▸ What you have to do
For this exercise, copy out each line of the material below that includes "text".

▸ Data provided
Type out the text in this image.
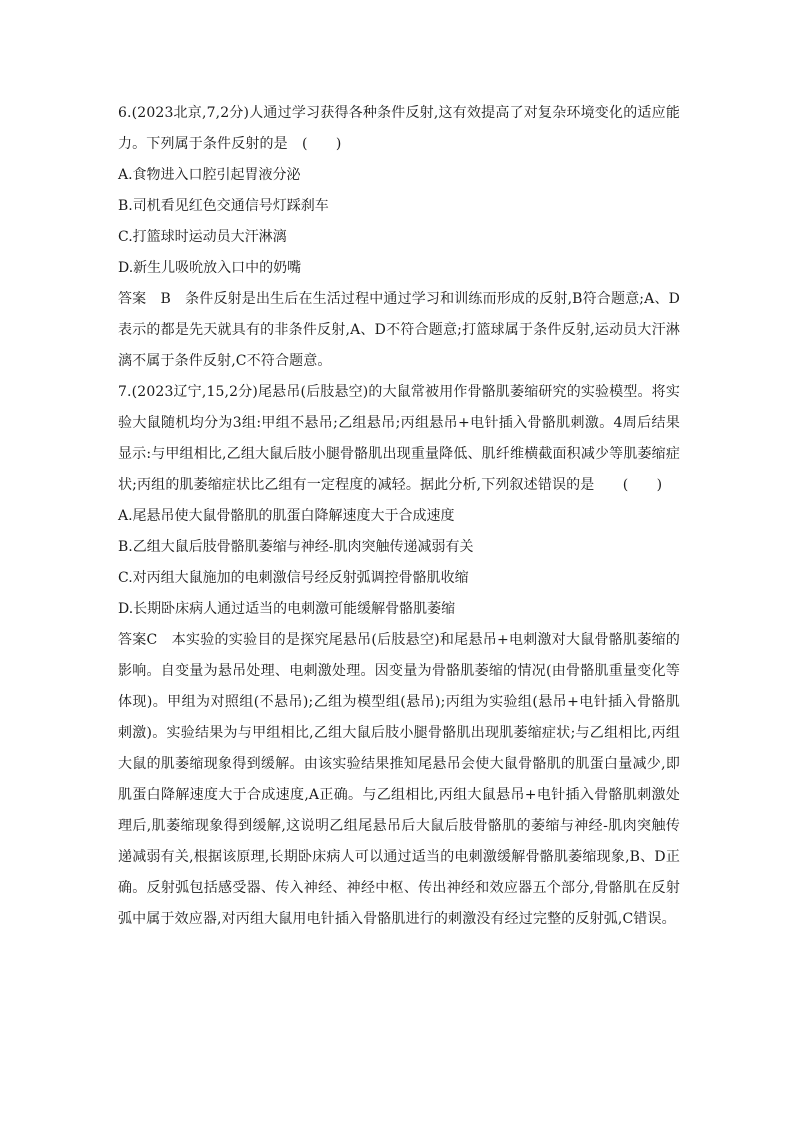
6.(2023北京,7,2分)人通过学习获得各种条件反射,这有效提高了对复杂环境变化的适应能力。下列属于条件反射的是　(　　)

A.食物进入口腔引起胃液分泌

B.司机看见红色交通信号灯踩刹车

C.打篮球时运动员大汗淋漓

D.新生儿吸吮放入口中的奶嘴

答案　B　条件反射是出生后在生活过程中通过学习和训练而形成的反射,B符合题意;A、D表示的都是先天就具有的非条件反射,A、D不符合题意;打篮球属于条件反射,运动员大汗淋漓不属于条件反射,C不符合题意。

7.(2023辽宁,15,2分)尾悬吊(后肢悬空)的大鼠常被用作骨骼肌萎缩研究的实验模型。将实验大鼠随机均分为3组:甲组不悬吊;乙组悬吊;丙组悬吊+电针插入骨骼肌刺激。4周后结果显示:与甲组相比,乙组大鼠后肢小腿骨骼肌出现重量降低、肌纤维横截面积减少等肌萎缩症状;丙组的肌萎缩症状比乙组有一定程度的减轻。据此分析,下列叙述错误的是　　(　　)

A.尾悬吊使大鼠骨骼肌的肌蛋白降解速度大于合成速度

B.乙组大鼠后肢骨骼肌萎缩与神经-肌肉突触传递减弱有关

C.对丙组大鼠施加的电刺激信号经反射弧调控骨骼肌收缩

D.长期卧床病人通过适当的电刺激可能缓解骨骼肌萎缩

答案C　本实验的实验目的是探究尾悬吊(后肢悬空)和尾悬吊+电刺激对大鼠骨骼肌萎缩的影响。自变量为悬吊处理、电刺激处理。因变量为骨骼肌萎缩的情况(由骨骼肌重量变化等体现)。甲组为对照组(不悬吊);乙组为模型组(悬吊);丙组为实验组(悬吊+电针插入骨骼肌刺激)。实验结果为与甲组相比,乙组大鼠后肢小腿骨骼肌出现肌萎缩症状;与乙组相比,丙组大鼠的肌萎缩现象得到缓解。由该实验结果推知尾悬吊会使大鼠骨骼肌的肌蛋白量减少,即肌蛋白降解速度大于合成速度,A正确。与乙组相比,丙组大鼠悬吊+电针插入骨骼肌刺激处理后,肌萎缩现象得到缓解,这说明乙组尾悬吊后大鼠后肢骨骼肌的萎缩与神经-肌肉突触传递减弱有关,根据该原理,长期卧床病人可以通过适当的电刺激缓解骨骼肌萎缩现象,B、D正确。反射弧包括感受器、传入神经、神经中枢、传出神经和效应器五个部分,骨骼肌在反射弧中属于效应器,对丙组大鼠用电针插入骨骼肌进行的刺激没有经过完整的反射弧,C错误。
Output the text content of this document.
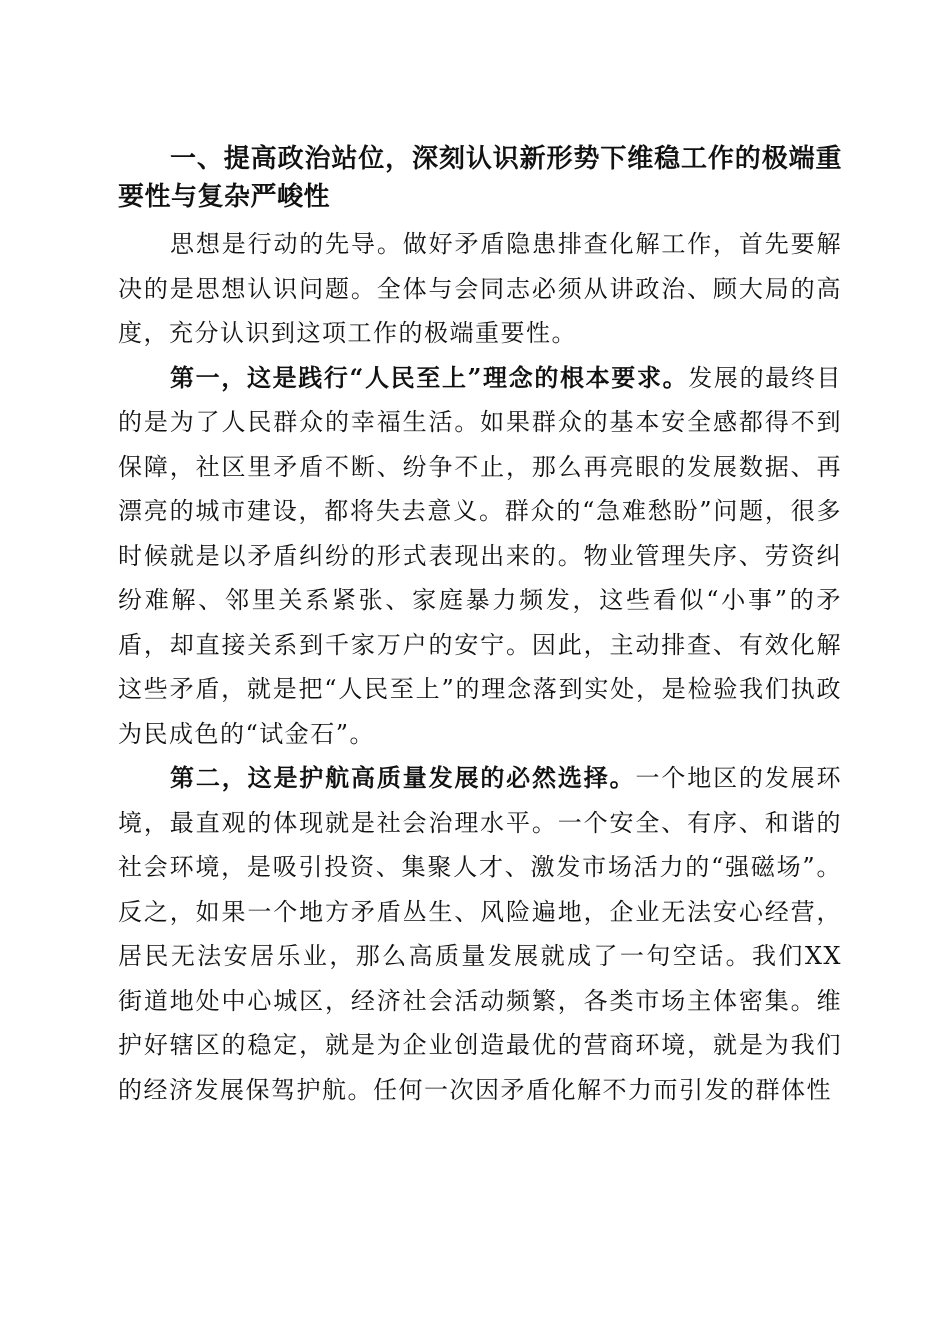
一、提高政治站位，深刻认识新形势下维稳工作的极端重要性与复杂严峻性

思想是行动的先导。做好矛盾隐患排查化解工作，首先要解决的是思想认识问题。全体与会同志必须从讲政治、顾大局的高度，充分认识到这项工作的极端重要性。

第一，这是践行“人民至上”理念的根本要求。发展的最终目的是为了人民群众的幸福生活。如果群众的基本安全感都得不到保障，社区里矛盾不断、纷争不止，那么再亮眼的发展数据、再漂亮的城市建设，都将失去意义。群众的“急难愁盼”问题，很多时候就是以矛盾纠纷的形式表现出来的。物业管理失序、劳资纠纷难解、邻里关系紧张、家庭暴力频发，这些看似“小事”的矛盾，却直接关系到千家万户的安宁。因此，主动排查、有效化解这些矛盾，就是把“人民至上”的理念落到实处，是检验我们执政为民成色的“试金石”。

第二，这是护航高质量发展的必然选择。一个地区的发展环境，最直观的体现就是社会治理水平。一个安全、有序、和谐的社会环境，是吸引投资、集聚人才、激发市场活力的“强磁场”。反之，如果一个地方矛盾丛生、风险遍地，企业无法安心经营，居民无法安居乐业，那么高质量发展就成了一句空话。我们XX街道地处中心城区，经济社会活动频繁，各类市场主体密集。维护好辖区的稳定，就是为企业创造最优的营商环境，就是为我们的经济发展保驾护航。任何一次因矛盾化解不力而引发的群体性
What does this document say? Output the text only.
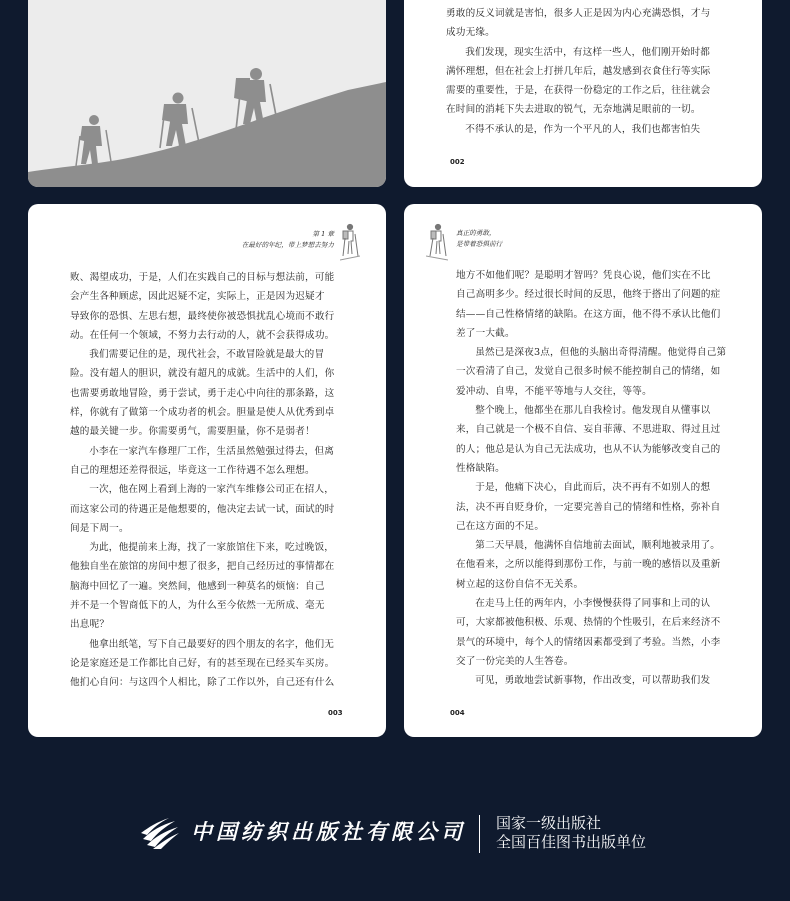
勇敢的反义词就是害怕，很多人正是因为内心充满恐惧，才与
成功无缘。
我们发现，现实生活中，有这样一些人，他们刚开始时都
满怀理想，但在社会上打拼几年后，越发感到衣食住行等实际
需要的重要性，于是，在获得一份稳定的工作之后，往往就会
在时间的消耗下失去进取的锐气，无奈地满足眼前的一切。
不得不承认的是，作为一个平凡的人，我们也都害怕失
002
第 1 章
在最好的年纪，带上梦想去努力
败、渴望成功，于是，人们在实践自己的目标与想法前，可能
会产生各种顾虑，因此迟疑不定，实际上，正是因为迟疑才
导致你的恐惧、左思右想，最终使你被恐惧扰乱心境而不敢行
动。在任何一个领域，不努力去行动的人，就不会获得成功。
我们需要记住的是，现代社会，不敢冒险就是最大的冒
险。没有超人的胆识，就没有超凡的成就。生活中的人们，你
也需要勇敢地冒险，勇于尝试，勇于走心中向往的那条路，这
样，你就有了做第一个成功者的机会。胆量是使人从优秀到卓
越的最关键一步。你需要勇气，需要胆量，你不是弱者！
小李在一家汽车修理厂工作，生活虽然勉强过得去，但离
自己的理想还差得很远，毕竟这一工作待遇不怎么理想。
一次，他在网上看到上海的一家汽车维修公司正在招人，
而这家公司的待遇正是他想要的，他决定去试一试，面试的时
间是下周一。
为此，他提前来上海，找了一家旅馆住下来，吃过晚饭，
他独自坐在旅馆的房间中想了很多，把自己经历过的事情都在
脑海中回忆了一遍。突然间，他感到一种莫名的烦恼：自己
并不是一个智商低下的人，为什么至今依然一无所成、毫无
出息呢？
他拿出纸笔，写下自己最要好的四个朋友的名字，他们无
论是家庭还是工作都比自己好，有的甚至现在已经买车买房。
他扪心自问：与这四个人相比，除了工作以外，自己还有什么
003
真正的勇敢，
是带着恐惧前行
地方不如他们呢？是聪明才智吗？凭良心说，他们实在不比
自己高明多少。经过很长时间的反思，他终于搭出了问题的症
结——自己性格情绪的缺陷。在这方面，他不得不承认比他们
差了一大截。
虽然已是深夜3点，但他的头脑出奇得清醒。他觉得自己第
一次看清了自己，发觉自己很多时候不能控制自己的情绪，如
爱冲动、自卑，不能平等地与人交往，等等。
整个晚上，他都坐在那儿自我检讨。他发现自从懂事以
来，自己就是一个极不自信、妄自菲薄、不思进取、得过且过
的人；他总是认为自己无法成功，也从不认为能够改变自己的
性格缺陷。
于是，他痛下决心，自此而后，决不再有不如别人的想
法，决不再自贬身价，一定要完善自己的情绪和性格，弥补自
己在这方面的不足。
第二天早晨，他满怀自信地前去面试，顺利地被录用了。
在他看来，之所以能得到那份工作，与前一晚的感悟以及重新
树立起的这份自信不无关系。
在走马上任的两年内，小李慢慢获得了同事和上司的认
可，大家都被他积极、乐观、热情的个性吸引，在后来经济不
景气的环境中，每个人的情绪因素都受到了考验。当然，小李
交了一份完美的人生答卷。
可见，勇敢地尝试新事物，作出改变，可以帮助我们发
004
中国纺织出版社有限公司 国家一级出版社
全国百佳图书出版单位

▸ Answer to this problem
Type out the text in this image.
Output the text content of this document.
What does this document say? Output the text only.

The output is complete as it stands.